FLOAT Shuttle
- Commenced operations: 2020
- AOC #: 141A2460
- Operating bases: Pomona
- Key people: Arnel Guiang, Tom Hsieh, Rob McKinney
- Website: Official website

= FLOAT Shuttle =

Californian start-up commuter airline

FLOAT Shuttle that means Fly Over All Traffic is a Californian start-up commuter airline based in Pomona. The airline was founded by Arnel Guiang, Tom Hsieh, and Rob McKinney. The company offers a subscription service allowing customers to travel on daily flights between various general aviation airports in the Los Angeles area.

Flights are planned to be operated by Southern Airways Express with Cessna Grand Caravan aircraft in a 9-passenger configuration. In August 2020 FLOAT completed the purchase of the remaining assets of Ravn Alaska, which declared bankruptcy earlier in the year.

Page element annotations

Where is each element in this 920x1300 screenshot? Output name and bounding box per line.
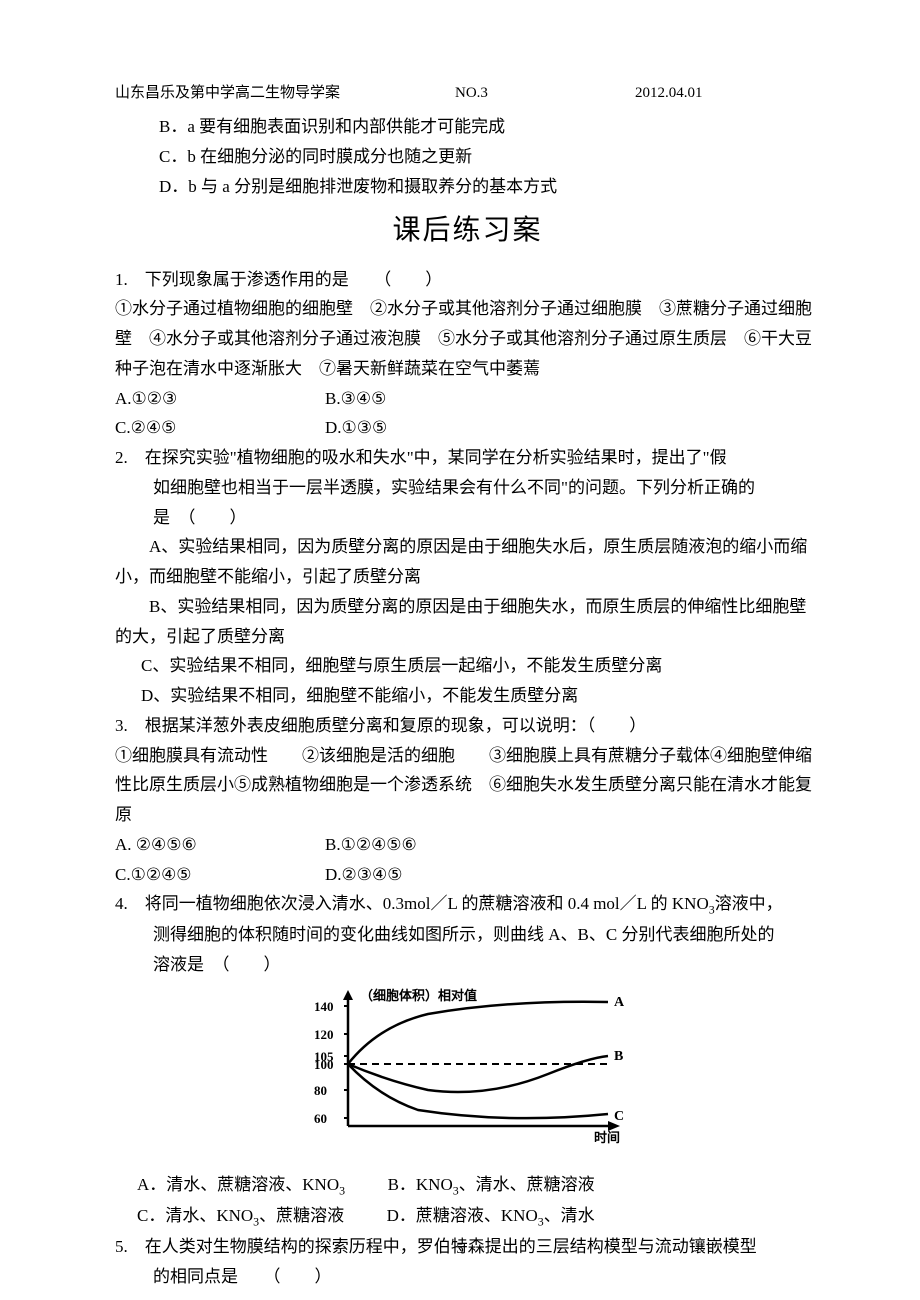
- q1-desc: ①水分子通过植物细胞的细胞壁 ②水分子或其他溶剂分子通过细胞膜 ③蔗糖分子通过细…: [115, 294, 820, 383]
- chart-title: （细胞体积）相对值: [360, 988, 477, 1003]
- svg-text:100: 100: [314, 1057, 334, 1072]
- svg-text:60: 60: [314, 1111, 327, 1126]
- q1-option-b: B.③④⑤: [325, 384, 386, 414]
- top-option-c: C．b 在细胞分泌的同时膜成分也随之更新: [115, 142, 820, 172]
- q4-stem-line2: 测得细胞的体积随时间的变化曲线如图所示，则曲线 A、B、C 分别代表细胞所处的: [115, 920, 820, 950]
- q2-stem-line1: 2. 在探究实验"植物细胞的吸水和失水"中，某同学在分析实验结果时，提出了"假: [115, 443, 820, 473]
- q1-stem: 1. 下列现象属于渗透作用的是 （ ）: [115, 265, 820, 295]
- header-number: NO.3: [455, 80, 635, 106]
- q2-stem-line3: 是 （ ）: [115, 503, 820, 533]
- q1-option-c: C.②④⑤: [115, 413, 325, 443]
- svg-text:140: 140: [314, 999, 334, 1014]
- chart-curve-b: [348, 1056, 608, 1092]
- q3-option-c: C.①②④⑤: [115, 860, 325, 890]
- q3-option-b: B.①②④⑤⑥: [325, 830, 417, 860]
- q4-option-c: C．清水、KNO3、蔗糖溶液: [137, 1206, 344, 1225]
- q4-stem-text1: 4. 将同一植物细胞依次浸入清水、0.3mol／L 的蔗糖溶液和 0.4 mol…: [115, 894, 709, 913]
- q3-option-a: A. ②④⑤⑥: [115, 830, 325, 860]
- q4-chart: （细胞体积）相对值 1401201051008060 A B C 时间: [115, 986, 820, 1166]
- svg-text:120: 120: [314, 1027, 334, 1042]
- q2-option-a: A、实验结果相同，因为质壁分离的原因是由于细胞失水后，原生质层随液泡的缩小而缩小…: [115, 532, 820, 592]
- q4-options-row1: A．清水、蔗糖溶液、KNO3 B．KNO3、清水、蔗糖溶液: [115, 1170, 820, 1201]
- top-option-d: D．b 与 a 分别是细胞排泄废物和摄取养分的基本方式: [115, 172, 820, 202]
- q2-option-b: B、实验结果相同，因为质壁分离的原因是由于细胞失水，而原生质层的伸缩性比细胞壁的…: [115, 592, 820, 652]
- q4-option-a: A．清水、蔗糖溶液、KNO3: [137, 1175, 345, 1194]
- chart-svg: （细胞体积）相对值 1401201051008060 A B C 时间: [308, 986, 628, 1156]
- svg-text:80: 80: [314, 1083, 327, 1098]
- top-option-b: B．a 要有细胞表面识别和内部供能才可能完成: [115, 112, 820, 142]
- q2-stem-line2: 如细胞壁也相当于一层半透膜，实验结果会有什么不同"的问题。下列分析正确的: [115, 473, 820, 503]
- q4-options-row2: C．清水、KNO3、蔗糖溶液 D．蔗糖溶液、KNO3、清水: [115, 1201, 820, 1232]
- q3-option-d: D.②③④⑤: [325, 860, 403, 890]
- q3-stem: 3. 根据某洋葱外表皮细胞质壁分离和复原的现象，可以说明：（ ）: [115, 711, 820, 741]
- section-title: 课后练习案: [115, 206, 820, 255]
- q2-option-d: D、实验结果不相同，细胞壁不能缩小，不能发生质壁分离: [115, 681, 820, 711]
- chart-curve-a: [348, 1002, 608, 1064]
- page-number: 5: [0, 1236, 920, 1262]
- chart-label-c: C: [614, 1109, 624, 1124]
- chart-label-a: A: [614, 995, 625, 1010]
- q4-stem-text1b: 溶液中，: [715, 894, 783, 913]
- q4-option-d: D．蔗糖溶液、KNO3、清水: [387, 1206, 595, 1225]
- q3-desc: ①细胞膜具有流动性 ②该细胞是活的细胞 ③细胞膜上具有蔗糖分子载体④细胞壁伸缩性…: [115, 741, 820, 830]
- q1-option-d: D.①③⑤: [325, 413, 387, 443]
- chart-x-label: 时间: [594, 1130, 620, 1145]
- q1-option-a: A.①②③: [115, 384, 325, 414]
- q4-stem-line3: 溶液是 （ ）: [115, 950, 820, 980]
- q2-option-c: C、实验结果不相同，细胞壁与原生质层一起缩小，不能发生质壁分离: [115, 651, 820, 681]
- q4-stem-line1: 4. 将同一植物细胞依次浸入清水、0.3mol／L 的蔗糖溶液和 0.4 mol…: [115, 889, 820, 920]
- page-header: 山东昌乐及第中学高二生物导学案 NO.3 2012.04.01: [115, 80, 820, 106]
- q5-stem-line2: 的相同点是 （ ）: [115, 1262, 820, 1292]
- chart-label-b: B: [614, 1049, 623, 1064]
- q4-option-b: B．KNO3、清水、蔗糖溶液: [388, 1175, 595, 1194]
- header-school: 山东昌乐及第中学高二生物导学案: [115, 80, 455, 106]
- header-date: 2012.04.01: [635, 80, 703, 106]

**STATED PROBLEM A**: Rewrite the paragraph in the FLOAT Shuttle article beginning "FLOAT Shuttle that means Fly Over All Traffic" as a bulleted list that keeps its main facts.
**STATED PROBLEM B**: According to the FLOAT Shuttle article, when did FLOAT complete the purchase of the remaining assets of Ravn Alaska?
**STATED PROBLEM C**: Translate this sentence from the FLOAT Shuttle article into Spanish: "Flights are planned to be operated by Southern Airways Express with Cessna Grand Caravan aircraft in a 9-passenger configuration."

**SOLUTION A**:
- Name: FLOAT Shuttle, which stands for Fly Over All Traffic
- Type: Californian start-up commuter airline
- Base: Pomona
- Founders: Arnel Guiang, Tom Hsieh, and Rob McKinney
- Service: a subscription offering daily flights between various general aviation airports in the Los Angeles area

**SOLUTION B**: In August 2020.

**SOLUTION C**: Está previsto que los vuelos sean operados por Southern Airways Express con aeronaves Cessna Grand Caravan en una configuración de 9 pasajeros.